TASK OBJECTIVE: Search the material below for the string "JSON" and list each line that holds it.

━━━━━━━━━━━━━━━━

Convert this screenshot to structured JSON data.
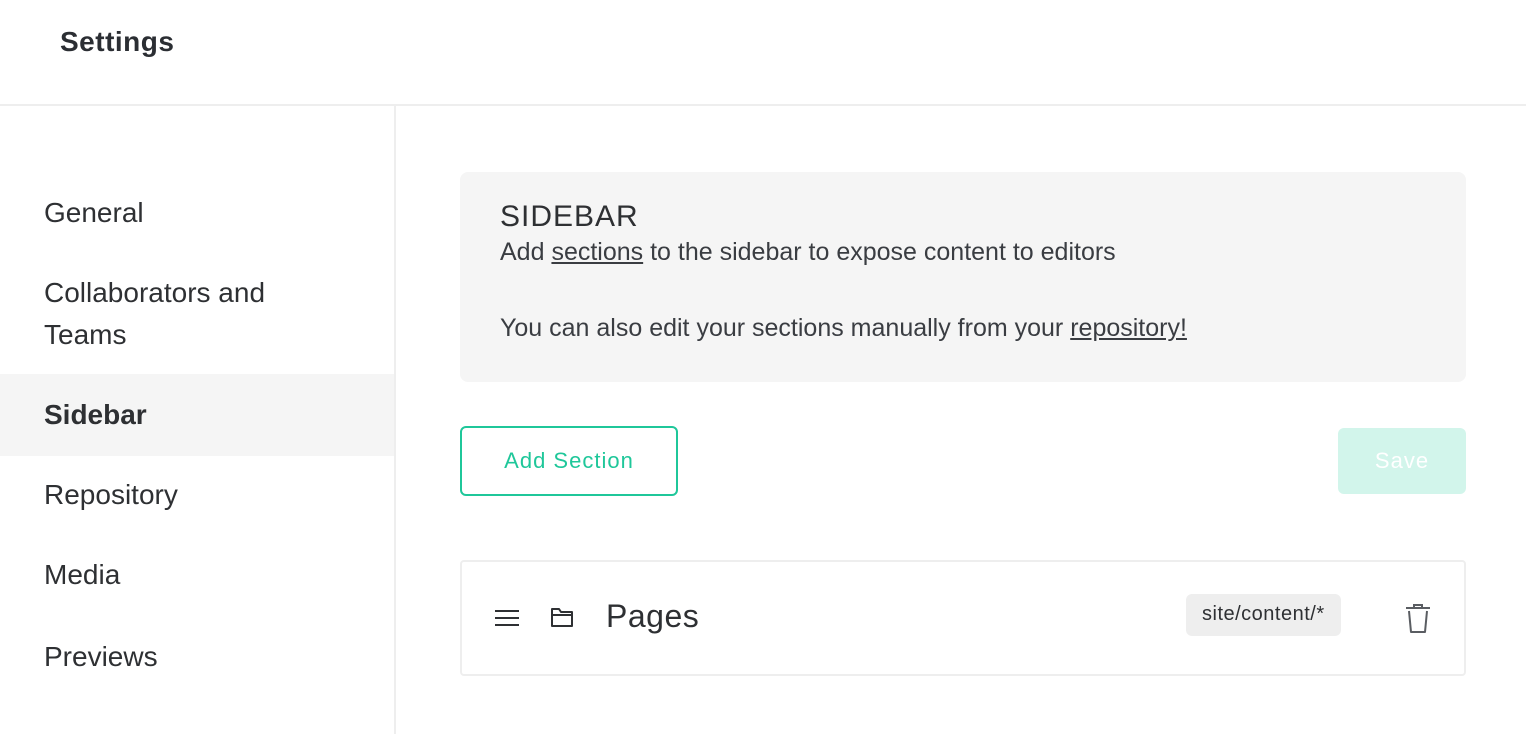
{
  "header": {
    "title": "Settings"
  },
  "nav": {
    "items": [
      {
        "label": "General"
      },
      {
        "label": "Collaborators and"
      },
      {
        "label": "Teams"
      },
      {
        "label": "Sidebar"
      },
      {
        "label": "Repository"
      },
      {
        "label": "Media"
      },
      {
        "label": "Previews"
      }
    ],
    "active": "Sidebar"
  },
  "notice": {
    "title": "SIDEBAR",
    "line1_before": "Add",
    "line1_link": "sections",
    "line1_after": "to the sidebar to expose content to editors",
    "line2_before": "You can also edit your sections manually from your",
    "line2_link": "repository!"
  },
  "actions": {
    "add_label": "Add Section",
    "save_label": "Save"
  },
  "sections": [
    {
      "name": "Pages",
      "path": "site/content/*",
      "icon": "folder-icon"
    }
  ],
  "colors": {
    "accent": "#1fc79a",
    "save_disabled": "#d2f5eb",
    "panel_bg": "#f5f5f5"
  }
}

━━━━━━━━━━━━━━━━

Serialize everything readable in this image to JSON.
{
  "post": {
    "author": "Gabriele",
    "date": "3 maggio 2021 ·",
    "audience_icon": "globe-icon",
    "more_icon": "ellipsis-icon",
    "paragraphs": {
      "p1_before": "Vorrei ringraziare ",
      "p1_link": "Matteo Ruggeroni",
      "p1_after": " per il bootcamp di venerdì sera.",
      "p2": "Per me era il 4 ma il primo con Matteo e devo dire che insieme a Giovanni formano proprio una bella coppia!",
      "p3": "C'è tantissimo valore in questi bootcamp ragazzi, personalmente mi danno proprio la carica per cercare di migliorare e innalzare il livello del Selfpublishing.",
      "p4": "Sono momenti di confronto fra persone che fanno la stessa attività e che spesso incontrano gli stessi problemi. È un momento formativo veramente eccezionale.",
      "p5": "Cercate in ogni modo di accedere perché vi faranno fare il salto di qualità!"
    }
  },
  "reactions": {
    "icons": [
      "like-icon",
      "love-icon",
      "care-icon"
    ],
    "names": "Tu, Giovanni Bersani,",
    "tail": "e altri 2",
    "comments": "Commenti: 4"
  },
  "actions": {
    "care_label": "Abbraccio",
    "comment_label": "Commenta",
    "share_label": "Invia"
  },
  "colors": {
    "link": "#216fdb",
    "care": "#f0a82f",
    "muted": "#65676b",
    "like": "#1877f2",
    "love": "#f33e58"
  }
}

━━━━━━━━━━━━━━━━

PROBLEM SOLUTION:
Convert this screenshot to structured JSON data.
Serialize everything readable in this image to JSON.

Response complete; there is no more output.